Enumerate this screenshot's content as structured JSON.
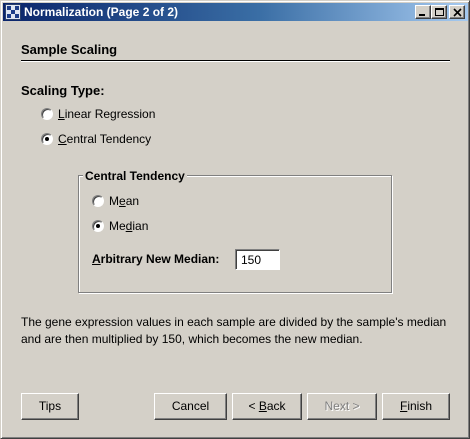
{
  "window": {
    "title": "Normalization (Page 2 of 2)",
    "controls": {
      "minimize": "minimize-icon",
      "maximize": "maximize-icon",
      "close": "close-icon"
    }
  },
  "section": {
    "title": "Sample Scaling"
  },
  "scaling_type": {
    "label": "Scaling Type:",
    "options": [
      {
        "label": "Linear Regression",
        "mnemonic": "L",
        "rest": "inear Regression",
        "selected": false
      },
      {
        "label": "Central Tendency",
        "mnemonic": "C",
        "rest": "entral Tendency",
        "selected": true
      }
    ]
  },
  "central_tendency": {
    "title": "Central Tendency",
    "options": [
      {
        "label": "Mean",
        "before": "M",
        "mnemonic": "e",
        "rest": "an",
        "selected": false
      },
      {
        "label": "Median",
        "before": "Me",
        "mnemonic": "d",
        "rest": "ian",
        "selected": true
      }
    ],
    "median_field": {
      "label": "Arbitrary New Median:",
      "mnemonic": "A",
      "rest": "rbitrary New Median:",
      "value": "150"
    }
  },
  "description": "The gene expression values in each sample are divided by the sample's median and are then multiplied by 150, which becomes the new median.",
  "buttons": {
    "tips": "Tips",
    "cancel": "Cancel",
    "back": {
      "label": "< Back",
      "prefix": "< ",
      "mnemonic": "B",
      "rest": "ack"
    },
    "next": "Next >",
    "finish": {
      "label": "Finish",
      "mnemonic": "F",
      "rest": "inish"
    }
  }
}
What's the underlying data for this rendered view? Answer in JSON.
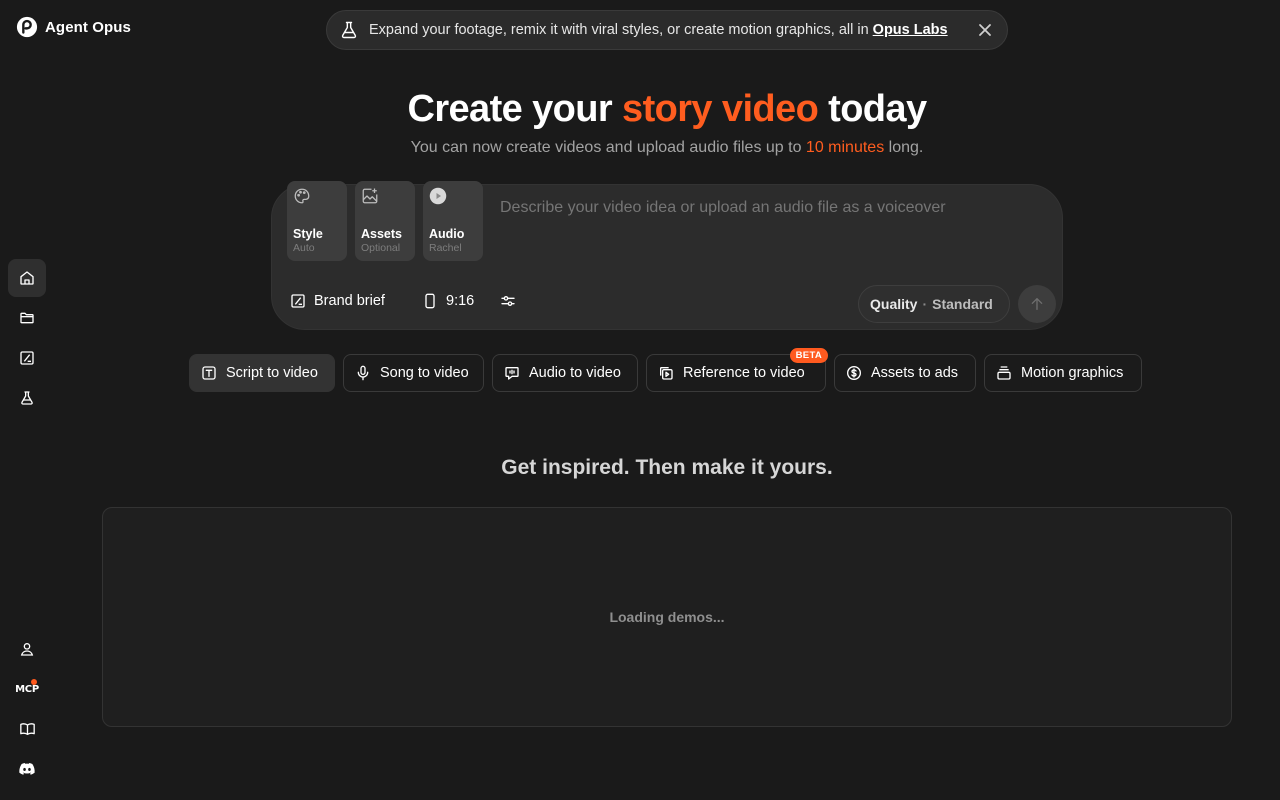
{
  "app": {
    "name": "Agent Opus"
  },
  "banner": {
    "text": "Expand your footage, remix it with viral styles, or create motion graphics, all in",
    "link": "Opus Labs",
    "icon": "flask-icon",
    "close_icon": "close-icon"
  },
  "sidebar": {
    "top_items": [
      {
        "name": "home",
        "icon": "home-icon",
        "active": true
      },
      {
        "name": "projects",
        "icon": "folder-icon"
      },
      {
        "name": "brand",
        "icon": "brand-kit-icon"
      },
      {
        "name": "labs",
        "icon": "flask-icon"
      }
    ],
    "bottom_items": [
      {
        "name": "account",
        "icon": "user-icon"
      },
      {
        "name": "mcp",
        "label": "MCP",
        "notification": true
      },
      {
        "name": "docs",
        "icon": "book-icon"
      },
      {
        "name": "discord",
        "icon": "discord-icon"
      }
    ]
  },
  "hero": {
    "title_prefix": "Create your ",
    "title_accent": "story video",
    "title_suffix": " today",
    "sub_prefix": "You can now create videos and upload audio files up to ",
    "sub_accent": "10 minutes",
    "sub_suffix": " long."
  },
  "prompt": {
    "placeholder": "Describe your video idea or upload an audio file as a voiceover",
    "chips": [
      {
        "label": "Style",
        "sub": "Auto",
        "icon": "palette-icon"
      },
      {
        "label": "Assets",
        "sub": "Optional",
        "icon": "image-add-icon"
      },
      {
        "label": "Audio",
        "sub": "Rachel",
        "icon": "play-circle-icon"
      }
    ],
    "brand_brief": "Brand brief",
    "aspect_ratio": "9:16",
    "quality_label": "Quality",
    "quality_separator": "·",
    "quality_value": "Standard"
  },
  "modes": [
    {
      "label": "Script to video",
      "icon": "text-box-icon",
      "active": true
    },
    {
      "label": "Song to video",
      "icon": "microphone-icon"
    },
    {
      "label": "Audio to video",
      "icon": "speech-bubble-icon"
    },
    {
      "label": "Reference to video",
      "icon": "copy-play-icon",
      "badge": "BETA"
    },
    {
      "label": "Assets to ads",
      "icon": "dollar-circle-icon"
    },
    {
      "label": "Motion graphics",
      "icon": "layers-icon"
    }
  ],
  "inspire": {
    "title": "Get inspired. Then make it yours.",
    "loading": "Loading demos..."
  },
  "colors": {
    "accent": "#ff5d1f",
    "background": "#1a1a1a"
  }
}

==========

### [WHAT TO PRODUCE]
For each line in the entries that holds "rest", return that line.

### [TASK OUTPUT]
        "rest": "inear Regression",
        "rest": "entral Tendency",
        "rest": "an",
        "rest": "ian",
      "rest": "rbitrary New Median:",
      "rest": "ack"
      "rest": "inish"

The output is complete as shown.